[Start Page extract]

The taskstats documentation suggests that on process exit a data set
consisting of accumulated stats for the whole group is produced. But such
an additional set of stats is only produced for actually multithreaded
processes, not groups that had only one thread, and also those stats only
contain data about delay accounting and not the more basic information
about CPU and memory resource usage. Adding the AGROUP flag to be set
when the last task of a group exited enables determination of process end
also for single-threaded processes.
My applicaton basically does enhanced process accounting with summed
cputime, biggest maxrss, tasks per process. The data is not available
with the traditional BSD process accounting (which is not designed to be
extensible) and the taskstats interface allows more efficient on-the-fly
grouping and summing of the stats, anyway, without intermediate disk
writes.
Furthermore, I do carry statistics on which exact program binary is used
how often with associated resources, getting a picture on how important
which parts of a collection of installed scientific software in different
versions are, and how well they put load on the machine. This is enabled
by providing information on /proc/self/exe for each task. I assume the
two 64-bit fields for device ID and inode are more appropriate than the
possibly large resolved path to keep the data volume down.

[End Page extract]

— Required task 1 —
Retype the rows word for word, starting with the first row and going on through the line that contains "758, 728, 1018]".

[Start Data excerpts]

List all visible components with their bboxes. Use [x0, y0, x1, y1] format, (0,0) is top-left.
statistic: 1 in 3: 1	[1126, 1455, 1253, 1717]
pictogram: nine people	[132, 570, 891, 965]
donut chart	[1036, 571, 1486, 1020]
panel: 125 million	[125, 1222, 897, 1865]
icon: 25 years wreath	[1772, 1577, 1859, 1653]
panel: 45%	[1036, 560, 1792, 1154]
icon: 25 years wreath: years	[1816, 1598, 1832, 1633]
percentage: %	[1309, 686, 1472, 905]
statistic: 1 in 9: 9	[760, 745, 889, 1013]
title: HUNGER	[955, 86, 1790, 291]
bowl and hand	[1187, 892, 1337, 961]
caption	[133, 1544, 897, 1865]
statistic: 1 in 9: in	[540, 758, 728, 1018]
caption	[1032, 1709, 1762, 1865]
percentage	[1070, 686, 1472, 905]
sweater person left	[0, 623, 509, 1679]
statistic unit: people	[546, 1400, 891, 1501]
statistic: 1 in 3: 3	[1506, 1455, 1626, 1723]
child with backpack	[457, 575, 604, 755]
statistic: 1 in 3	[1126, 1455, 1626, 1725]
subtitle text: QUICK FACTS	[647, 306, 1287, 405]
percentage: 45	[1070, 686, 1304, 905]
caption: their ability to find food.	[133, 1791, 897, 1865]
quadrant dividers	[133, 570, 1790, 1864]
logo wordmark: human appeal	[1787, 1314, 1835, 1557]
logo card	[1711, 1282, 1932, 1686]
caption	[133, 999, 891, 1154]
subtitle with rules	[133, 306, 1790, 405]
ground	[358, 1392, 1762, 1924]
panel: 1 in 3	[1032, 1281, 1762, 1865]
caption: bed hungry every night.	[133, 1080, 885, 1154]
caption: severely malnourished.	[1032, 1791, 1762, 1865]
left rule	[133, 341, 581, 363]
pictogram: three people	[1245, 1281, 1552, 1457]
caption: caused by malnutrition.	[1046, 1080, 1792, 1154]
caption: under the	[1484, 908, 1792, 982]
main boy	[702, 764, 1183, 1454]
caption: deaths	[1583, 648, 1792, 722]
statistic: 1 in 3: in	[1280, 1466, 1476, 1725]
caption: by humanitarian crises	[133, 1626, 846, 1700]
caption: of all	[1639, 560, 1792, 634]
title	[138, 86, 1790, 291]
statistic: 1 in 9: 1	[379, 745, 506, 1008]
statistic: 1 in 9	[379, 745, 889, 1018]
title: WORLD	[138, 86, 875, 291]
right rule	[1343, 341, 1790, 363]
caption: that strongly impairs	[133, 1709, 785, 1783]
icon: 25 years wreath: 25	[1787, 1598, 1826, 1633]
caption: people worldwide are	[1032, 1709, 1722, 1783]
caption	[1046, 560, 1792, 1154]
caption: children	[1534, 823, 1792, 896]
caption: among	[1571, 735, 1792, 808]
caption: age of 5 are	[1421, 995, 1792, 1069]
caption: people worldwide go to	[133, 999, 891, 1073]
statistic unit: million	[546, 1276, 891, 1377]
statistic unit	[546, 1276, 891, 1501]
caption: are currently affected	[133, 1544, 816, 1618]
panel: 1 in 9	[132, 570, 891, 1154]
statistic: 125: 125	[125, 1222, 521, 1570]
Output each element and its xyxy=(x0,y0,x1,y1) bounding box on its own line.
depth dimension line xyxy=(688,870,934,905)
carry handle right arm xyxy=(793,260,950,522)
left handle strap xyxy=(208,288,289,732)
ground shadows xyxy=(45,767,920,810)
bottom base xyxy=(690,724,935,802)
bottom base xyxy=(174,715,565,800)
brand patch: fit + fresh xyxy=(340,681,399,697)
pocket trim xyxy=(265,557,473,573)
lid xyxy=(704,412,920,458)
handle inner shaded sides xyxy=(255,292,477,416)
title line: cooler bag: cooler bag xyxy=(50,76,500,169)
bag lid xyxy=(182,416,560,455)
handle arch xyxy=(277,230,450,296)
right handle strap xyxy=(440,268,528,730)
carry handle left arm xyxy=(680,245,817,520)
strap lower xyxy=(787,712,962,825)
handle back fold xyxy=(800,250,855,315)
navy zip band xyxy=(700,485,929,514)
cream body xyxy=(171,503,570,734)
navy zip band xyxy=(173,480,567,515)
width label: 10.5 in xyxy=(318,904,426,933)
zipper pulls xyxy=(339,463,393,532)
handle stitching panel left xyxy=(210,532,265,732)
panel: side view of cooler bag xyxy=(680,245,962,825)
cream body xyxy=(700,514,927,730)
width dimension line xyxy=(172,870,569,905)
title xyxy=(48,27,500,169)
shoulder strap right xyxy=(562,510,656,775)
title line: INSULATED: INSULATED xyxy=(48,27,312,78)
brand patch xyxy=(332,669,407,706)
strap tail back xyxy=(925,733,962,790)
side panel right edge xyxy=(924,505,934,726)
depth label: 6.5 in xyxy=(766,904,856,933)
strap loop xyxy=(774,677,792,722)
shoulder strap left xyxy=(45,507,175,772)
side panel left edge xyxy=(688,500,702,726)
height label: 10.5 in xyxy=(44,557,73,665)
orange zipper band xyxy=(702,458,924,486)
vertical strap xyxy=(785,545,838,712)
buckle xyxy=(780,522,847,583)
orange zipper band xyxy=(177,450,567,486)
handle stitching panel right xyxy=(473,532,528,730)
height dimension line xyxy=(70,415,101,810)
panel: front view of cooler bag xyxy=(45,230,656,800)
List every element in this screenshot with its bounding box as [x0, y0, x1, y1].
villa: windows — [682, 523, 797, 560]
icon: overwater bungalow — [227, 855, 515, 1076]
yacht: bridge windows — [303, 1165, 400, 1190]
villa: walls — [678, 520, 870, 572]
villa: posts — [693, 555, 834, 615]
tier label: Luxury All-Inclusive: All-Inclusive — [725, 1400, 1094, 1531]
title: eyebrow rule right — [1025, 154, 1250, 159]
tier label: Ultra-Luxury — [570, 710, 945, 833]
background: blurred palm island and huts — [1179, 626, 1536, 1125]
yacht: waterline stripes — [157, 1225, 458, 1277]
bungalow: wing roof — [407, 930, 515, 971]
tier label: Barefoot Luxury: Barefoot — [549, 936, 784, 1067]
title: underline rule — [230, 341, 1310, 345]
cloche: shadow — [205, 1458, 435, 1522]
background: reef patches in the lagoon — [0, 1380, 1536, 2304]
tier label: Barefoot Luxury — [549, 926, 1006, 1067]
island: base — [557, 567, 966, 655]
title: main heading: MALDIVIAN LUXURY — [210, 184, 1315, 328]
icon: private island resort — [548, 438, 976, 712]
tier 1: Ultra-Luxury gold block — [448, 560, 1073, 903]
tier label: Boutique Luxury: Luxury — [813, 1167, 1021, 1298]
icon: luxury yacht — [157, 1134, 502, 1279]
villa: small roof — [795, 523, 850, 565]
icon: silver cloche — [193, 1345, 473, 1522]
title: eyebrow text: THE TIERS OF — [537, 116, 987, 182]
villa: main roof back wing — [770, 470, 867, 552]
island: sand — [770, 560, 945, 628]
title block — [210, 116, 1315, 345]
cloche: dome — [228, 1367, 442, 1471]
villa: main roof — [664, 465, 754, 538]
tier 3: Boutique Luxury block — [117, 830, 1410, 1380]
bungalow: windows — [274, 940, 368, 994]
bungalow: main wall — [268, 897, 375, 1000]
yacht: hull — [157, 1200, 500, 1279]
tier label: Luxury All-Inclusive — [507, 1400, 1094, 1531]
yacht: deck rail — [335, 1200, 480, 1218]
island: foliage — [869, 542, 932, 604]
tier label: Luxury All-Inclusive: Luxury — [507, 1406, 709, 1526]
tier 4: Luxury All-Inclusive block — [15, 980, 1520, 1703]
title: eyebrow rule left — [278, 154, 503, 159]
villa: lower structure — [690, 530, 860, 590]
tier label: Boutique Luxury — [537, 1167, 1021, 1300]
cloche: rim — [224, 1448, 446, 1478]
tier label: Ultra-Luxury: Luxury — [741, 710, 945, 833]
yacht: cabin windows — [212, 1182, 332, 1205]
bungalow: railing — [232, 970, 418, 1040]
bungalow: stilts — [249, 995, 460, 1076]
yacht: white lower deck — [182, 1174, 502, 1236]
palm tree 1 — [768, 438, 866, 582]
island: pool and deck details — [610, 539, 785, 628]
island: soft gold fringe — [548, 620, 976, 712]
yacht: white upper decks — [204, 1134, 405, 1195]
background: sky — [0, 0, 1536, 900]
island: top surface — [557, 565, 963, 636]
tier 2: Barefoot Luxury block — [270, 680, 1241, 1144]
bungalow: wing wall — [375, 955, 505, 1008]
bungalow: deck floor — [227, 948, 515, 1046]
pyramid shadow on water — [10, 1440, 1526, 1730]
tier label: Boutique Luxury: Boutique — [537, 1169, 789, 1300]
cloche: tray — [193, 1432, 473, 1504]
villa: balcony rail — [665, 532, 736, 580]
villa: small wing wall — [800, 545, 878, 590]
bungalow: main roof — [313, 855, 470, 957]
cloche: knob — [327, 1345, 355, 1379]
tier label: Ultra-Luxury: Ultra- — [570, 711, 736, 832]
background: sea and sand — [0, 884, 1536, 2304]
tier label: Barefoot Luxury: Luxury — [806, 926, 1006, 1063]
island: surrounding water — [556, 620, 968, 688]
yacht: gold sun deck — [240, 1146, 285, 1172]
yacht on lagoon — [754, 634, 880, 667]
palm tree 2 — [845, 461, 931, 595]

[End Data excerpts]

— Required task 2 —
In the passage on taskstats, what does the writer consider more appropriate than the possibly large resolved path for keeping the data volume down?

— Worked solution 1 —
List all visible components with their bboxes. Use [x0, y0, x1, y1] format, (0,0) is top-left.
statistic: 1 in 3: 1	[1126, 1455, 1253, 1717]
pictogram: nine people	[132, 570, 891, 965]
donut chart	[1036, 571, 1486, 1020]
panel: 125 million	[125, 1222, 897, 1865]
icon: 25 years wreath	[1772, 1577, 1859, 1653]
panel: 45%	[1036, 560, 1792, 1154]
icon: 25 years wreath: years	[1816, 1598, 1832, 1633]
percentage: %	[1309, 686, 1472, 905]
statistic: 1 in 9: 9	[760, 745, 889, 1013]
title: HUNGER	[955, 86, 1790, 291]
bowl and hand	[1187, 892, 1337, 961]
caption	[133, 1544, 897, 1865]
statistic: 1 in 9: in	[540, 758, 728, 1018]

— Worked solution 2 —
The two 64-bit fields for device ID and inode.